───── Provided data

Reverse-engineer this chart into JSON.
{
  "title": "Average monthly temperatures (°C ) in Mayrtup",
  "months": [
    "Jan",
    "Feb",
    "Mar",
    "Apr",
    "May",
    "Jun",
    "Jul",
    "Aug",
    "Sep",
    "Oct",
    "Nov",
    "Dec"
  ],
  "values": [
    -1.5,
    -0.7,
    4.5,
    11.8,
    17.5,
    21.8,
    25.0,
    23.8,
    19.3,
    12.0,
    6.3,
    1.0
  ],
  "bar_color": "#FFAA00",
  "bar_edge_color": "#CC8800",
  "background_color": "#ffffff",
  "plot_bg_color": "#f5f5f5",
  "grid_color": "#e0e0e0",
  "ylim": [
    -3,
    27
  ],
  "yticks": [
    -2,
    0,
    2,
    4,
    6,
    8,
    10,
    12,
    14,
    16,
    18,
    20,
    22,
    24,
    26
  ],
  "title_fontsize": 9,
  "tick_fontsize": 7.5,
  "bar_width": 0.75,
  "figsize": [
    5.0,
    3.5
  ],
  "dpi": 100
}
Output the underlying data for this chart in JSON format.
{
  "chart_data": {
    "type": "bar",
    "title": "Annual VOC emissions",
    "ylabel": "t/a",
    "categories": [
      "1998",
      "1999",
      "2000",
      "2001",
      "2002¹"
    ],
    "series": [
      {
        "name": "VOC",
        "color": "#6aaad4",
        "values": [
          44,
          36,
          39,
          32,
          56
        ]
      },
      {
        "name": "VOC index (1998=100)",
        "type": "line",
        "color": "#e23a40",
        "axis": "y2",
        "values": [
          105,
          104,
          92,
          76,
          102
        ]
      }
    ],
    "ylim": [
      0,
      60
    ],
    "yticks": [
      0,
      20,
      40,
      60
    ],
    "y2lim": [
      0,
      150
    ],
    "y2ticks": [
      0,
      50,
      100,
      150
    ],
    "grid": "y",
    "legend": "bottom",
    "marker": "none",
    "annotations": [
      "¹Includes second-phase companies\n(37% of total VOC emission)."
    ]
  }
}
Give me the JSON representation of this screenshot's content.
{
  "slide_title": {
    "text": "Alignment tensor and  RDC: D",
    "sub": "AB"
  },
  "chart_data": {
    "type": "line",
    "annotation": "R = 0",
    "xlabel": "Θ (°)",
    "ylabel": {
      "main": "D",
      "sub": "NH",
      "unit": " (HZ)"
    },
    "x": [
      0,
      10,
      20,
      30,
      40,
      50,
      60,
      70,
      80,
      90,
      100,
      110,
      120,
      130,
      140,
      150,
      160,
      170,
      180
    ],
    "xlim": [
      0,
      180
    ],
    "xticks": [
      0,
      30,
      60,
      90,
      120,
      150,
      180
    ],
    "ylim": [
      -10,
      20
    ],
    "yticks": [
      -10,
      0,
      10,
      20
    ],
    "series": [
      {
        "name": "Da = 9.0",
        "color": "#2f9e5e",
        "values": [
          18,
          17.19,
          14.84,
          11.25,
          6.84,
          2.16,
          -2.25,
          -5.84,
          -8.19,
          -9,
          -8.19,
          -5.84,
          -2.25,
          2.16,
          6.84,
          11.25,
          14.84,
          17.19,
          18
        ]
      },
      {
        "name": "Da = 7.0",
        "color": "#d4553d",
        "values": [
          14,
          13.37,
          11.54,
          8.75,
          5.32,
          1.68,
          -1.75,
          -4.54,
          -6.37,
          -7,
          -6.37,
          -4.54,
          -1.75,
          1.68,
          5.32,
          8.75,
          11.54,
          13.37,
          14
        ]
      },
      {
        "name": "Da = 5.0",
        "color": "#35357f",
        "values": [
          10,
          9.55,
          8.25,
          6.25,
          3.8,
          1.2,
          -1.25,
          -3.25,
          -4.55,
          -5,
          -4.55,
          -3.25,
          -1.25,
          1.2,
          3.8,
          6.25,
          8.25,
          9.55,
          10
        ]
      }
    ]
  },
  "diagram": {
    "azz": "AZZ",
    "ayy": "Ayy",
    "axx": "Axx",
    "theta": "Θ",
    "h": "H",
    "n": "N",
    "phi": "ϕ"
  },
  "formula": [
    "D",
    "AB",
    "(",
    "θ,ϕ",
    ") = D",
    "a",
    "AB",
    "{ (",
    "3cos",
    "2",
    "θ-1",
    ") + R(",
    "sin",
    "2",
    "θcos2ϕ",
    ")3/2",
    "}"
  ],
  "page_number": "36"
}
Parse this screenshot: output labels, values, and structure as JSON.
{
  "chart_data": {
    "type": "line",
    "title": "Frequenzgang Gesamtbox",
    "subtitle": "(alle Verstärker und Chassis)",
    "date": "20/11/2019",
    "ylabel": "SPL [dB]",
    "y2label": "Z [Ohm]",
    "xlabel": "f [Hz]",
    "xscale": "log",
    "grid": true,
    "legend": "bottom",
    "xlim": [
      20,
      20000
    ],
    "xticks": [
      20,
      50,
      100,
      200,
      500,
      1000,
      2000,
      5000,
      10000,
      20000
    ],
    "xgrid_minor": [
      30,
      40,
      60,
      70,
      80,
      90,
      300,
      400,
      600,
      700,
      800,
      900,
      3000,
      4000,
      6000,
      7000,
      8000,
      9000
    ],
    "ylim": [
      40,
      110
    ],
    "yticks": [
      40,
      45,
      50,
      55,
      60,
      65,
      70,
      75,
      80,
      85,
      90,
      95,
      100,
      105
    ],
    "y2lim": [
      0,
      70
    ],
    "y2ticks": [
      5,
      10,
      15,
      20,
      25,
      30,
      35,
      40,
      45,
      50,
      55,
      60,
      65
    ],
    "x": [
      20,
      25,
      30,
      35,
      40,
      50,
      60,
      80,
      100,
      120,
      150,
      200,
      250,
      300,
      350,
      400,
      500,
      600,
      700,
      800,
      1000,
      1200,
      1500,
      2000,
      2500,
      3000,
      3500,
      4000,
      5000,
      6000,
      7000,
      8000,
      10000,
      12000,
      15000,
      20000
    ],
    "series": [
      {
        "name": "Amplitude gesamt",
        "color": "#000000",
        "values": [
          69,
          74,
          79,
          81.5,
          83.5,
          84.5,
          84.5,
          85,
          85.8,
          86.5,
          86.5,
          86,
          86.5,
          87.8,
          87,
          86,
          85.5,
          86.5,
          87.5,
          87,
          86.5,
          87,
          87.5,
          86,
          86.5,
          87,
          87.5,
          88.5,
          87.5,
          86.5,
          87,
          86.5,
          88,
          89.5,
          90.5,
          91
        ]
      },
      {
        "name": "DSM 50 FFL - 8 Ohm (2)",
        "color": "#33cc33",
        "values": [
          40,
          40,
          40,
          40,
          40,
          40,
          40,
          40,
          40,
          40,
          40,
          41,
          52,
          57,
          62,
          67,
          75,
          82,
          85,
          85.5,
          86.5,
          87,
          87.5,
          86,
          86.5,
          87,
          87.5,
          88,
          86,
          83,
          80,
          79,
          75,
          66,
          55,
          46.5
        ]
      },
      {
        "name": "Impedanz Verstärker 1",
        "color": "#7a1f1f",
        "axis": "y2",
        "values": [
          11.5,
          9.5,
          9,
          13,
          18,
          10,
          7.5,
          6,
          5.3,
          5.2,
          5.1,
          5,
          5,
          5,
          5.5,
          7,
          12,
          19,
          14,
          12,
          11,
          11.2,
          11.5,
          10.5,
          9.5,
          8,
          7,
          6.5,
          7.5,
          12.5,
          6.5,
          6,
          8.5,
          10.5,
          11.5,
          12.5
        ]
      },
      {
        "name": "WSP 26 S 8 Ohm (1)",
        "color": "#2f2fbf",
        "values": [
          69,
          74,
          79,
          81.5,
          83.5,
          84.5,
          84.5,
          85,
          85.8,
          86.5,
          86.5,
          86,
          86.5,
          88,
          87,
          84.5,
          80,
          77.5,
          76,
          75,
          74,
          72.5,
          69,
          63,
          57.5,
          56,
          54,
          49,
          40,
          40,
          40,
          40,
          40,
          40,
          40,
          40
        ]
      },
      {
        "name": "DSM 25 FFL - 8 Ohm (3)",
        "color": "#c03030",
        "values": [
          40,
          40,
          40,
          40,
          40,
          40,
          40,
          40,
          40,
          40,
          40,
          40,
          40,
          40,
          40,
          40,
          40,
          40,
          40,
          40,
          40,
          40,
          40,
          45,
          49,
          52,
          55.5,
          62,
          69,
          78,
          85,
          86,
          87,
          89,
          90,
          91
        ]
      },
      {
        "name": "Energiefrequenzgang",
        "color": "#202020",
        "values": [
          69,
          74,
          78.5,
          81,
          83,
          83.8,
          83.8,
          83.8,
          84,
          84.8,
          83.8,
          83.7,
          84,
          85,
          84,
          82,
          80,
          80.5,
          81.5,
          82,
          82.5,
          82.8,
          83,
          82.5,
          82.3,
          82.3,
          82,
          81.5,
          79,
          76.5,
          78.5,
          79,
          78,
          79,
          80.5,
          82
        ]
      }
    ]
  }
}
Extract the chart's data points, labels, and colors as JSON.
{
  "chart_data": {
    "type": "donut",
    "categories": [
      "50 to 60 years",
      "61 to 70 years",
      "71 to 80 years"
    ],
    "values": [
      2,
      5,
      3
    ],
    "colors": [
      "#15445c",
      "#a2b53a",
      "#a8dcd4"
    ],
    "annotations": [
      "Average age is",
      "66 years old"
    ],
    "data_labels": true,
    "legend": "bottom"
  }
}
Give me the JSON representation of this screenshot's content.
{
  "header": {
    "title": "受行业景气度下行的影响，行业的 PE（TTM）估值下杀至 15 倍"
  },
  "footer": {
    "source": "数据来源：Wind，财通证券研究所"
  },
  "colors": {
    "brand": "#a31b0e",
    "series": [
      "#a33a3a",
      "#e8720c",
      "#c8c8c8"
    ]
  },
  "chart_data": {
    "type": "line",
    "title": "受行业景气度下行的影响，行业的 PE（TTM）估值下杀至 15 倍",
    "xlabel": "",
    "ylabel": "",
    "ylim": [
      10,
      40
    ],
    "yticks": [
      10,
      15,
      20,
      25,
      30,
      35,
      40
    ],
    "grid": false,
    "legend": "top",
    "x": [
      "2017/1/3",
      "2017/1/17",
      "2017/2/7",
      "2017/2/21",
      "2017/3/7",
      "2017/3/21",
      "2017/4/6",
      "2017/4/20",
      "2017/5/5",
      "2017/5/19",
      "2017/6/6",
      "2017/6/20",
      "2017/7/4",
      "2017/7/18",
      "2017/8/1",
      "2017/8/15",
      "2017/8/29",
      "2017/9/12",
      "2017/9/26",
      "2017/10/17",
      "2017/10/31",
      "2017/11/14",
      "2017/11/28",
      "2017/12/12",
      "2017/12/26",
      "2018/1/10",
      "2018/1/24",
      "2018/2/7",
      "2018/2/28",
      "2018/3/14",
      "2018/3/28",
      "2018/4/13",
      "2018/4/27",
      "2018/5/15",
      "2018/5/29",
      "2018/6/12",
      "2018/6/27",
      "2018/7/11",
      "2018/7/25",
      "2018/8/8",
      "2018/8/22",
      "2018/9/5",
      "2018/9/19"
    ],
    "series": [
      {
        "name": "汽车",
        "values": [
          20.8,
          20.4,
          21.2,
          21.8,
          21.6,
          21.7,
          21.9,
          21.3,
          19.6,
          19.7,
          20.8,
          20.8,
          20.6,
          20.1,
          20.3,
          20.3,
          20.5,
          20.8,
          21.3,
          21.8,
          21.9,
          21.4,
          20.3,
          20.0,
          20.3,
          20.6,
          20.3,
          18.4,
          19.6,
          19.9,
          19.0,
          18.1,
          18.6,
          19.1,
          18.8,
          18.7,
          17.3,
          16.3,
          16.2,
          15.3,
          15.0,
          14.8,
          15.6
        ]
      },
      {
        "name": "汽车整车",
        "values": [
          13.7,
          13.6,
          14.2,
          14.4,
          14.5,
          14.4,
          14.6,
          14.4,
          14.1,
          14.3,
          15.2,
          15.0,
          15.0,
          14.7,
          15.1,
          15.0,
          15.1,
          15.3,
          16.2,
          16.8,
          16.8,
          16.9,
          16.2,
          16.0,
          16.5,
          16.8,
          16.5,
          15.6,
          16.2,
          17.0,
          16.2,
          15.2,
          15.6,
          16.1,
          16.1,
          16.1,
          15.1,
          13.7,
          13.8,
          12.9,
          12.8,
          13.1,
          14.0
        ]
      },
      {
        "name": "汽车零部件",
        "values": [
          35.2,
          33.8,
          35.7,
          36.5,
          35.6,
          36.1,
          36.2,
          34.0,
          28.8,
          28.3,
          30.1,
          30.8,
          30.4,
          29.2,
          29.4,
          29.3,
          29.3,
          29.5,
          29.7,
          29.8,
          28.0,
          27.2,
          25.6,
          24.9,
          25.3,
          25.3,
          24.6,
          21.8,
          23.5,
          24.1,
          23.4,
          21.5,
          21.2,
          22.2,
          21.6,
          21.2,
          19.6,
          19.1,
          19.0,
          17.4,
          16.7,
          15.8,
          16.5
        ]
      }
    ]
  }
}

──────────

Out of the records, collect only those lines that contain the string "Verstärker".

    "subtitle": "(alle Verstärker und Chassis)",
        "name": "Impedanz Verstärker 1",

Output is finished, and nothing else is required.